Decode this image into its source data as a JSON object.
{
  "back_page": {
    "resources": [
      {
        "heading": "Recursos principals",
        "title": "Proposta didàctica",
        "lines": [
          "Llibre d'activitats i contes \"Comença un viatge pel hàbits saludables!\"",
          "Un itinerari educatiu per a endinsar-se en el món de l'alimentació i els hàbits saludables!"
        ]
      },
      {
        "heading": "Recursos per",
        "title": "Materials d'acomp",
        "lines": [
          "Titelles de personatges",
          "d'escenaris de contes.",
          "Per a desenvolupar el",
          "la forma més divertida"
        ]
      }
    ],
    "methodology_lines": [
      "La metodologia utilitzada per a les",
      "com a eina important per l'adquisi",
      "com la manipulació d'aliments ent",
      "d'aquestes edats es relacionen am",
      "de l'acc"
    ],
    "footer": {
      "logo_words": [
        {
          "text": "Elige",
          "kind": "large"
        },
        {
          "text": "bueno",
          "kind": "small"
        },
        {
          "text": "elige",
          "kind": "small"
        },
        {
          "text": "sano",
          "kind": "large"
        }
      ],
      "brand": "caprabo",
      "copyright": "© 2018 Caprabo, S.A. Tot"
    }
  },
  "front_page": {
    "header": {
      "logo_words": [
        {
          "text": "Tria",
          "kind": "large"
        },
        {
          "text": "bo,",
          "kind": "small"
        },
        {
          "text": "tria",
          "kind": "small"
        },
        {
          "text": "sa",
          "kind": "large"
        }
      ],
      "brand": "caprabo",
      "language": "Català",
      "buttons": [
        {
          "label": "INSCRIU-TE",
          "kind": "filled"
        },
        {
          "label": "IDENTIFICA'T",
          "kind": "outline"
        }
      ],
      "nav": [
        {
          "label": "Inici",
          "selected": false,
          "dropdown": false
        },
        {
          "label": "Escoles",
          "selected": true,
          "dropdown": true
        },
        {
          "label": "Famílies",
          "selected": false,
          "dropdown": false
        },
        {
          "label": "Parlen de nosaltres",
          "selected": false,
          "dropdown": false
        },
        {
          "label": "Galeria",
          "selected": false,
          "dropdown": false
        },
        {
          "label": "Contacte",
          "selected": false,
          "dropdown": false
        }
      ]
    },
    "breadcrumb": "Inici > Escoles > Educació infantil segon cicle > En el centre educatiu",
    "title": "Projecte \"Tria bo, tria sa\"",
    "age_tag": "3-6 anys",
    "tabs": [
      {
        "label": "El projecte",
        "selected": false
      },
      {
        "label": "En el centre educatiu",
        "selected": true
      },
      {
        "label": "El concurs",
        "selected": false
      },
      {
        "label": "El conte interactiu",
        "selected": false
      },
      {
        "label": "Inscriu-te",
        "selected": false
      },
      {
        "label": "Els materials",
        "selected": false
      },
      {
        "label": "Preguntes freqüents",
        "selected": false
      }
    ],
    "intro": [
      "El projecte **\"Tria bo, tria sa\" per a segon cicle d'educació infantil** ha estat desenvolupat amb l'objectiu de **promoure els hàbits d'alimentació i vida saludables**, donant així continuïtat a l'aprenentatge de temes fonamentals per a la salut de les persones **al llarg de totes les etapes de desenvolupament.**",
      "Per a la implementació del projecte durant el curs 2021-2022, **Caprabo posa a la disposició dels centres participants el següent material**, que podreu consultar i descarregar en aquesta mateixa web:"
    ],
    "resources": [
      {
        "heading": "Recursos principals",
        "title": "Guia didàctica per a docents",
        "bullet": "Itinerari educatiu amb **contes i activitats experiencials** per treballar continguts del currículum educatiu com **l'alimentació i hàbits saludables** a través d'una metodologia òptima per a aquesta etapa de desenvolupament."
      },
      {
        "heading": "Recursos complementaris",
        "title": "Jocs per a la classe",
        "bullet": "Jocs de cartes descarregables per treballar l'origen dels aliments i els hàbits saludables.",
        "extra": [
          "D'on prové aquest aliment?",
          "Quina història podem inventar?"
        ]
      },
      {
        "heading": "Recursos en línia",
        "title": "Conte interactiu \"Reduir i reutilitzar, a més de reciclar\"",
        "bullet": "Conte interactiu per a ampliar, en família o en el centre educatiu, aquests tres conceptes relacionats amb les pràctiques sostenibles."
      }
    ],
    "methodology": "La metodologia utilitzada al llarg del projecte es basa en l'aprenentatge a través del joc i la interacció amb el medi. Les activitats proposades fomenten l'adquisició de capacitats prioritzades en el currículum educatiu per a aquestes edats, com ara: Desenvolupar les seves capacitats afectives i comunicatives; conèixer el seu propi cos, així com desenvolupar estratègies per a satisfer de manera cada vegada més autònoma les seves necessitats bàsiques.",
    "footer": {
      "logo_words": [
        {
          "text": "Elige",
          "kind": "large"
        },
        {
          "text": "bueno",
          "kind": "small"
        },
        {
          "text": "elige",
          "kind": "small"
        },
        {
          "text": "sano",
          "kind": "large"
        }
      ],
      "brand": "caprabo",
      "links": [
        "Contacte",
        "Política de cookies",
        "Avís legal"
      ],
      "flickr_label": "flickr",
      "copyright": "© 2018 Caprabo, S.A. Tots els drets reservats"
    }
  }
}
____________________
Return each full line of the entries that contains the word "contes".

          "Llibre d'activitats i contes \"Comença un viatge pel hàbits saludables!\"",
          "d'escenaris de contes.",
        "bullet": "Itinerari educatiu amb **contes i activitats experiencials** per treballar continguts del currículum educatiu com **l'alimentació i hàbits saludables** a través d'una metodologia òptima per a aquesta etapa de desenvolupament."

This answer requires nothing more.